- WRITTEN EXERCISE -
Wherever a line holds the string "text", copy that line.

[Dataset items]
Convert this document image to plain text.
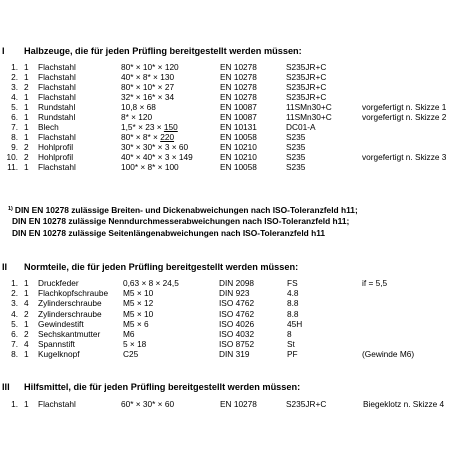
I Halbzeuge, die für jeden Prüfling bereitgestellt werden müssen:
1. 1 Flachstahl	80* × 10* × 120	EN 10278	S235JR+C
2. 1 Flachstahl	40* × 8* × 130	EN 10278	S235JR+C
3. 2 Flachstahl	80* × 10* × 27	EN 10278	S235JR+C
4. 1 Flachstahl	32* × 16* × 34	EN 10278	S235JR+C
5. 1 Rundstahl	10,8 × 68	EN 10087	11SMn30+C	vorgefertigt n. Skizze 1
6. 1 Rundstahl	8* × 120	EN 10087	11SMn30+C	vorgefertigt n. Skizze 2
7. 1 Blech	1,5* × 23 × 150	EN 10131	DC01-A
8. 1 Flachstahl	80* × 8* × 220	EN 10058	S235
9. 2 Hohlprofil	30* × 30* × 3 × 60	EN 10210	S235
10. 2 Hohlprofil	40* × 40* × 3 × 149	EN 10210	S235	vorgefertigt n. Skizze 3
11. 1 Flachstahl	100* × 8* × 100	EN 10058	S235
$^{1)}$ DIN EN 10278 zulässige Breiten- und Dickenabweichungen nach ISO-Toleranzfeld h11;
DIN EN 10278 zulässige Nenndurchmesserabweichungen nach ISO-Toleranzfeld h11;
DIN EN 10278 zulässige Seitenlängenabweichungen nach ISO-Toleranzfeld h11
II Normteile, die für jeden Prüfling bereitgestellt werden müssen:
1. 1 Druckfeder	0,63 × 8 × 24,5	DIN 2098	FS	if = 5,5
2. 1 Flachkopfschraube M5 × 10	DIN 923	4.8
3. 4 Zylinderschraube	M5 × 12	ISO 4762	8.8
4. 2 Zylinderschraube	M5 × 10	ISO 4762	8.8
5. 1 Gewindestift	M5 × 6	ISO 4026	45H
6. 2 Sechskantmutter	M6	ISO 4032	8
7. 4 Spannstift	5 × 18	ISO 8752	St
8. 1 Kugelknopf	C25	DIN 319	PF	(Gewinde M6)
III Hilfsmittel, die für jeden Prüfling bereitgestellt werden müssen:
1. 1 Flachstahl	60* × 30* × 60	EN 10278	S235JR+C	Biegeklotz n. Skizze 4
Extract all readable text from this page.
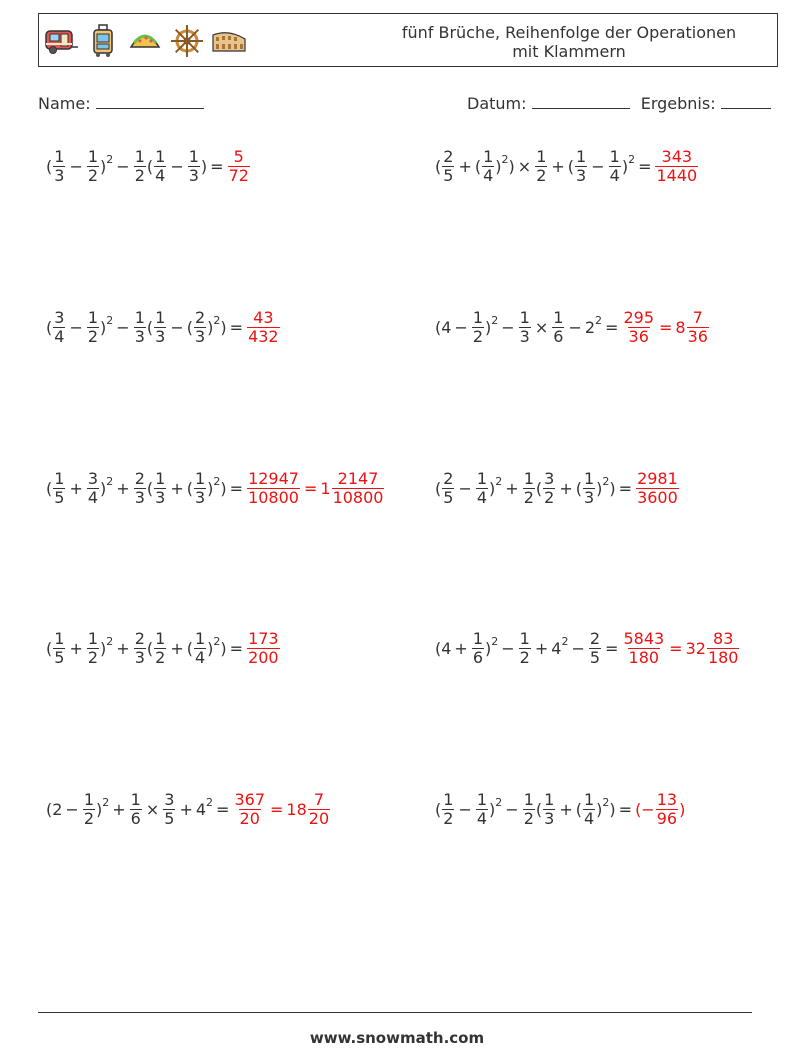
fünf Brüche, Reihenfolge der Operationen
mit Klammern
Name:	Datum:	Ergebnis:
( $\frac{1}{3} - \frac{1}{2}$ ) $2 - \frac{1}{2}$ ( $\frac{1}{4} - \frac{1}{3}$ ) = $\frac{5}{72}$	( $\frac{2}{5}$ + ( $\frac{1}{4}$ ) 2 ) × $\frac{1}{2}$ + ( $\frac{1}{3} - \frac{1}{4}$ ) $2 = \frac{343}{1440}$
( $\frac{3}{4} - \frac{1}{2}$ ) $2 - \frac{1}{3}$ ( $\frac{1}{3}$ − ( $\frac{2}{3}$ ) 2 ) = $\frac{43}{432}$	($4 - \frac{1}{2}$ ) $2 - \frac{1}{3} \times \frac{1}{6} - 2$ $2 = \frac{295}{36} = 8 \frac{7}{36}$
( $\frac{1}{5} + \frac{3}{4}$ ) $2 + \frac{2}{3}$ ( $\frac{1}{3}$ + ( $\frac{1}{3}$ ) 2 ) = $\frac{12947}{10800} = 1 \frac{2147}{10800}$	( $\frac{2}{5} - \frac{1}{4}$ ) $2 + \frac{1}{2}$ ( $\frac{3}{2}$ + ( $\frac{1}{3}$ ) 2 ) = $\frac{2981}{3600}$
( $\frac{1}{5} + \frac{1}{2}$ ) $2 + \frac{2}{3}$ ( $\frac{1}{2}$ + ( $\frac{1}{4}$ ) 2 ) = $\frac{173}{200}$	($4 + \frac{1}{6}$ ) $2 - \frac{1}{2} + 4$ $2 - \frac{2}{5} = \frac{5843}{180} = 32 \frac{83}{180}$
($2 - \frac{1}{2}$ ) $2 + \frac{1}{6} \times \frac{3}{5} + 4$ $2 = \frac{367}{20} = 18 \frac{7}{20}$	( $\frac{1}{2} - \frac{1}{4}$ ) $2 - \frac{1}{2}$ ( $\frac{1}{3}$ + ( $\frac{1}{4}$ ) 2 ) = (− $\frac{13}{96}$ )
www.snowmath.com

- WRITTEN RESPONSE -
Convert this document image to plain text.
Extract all readable text from this page.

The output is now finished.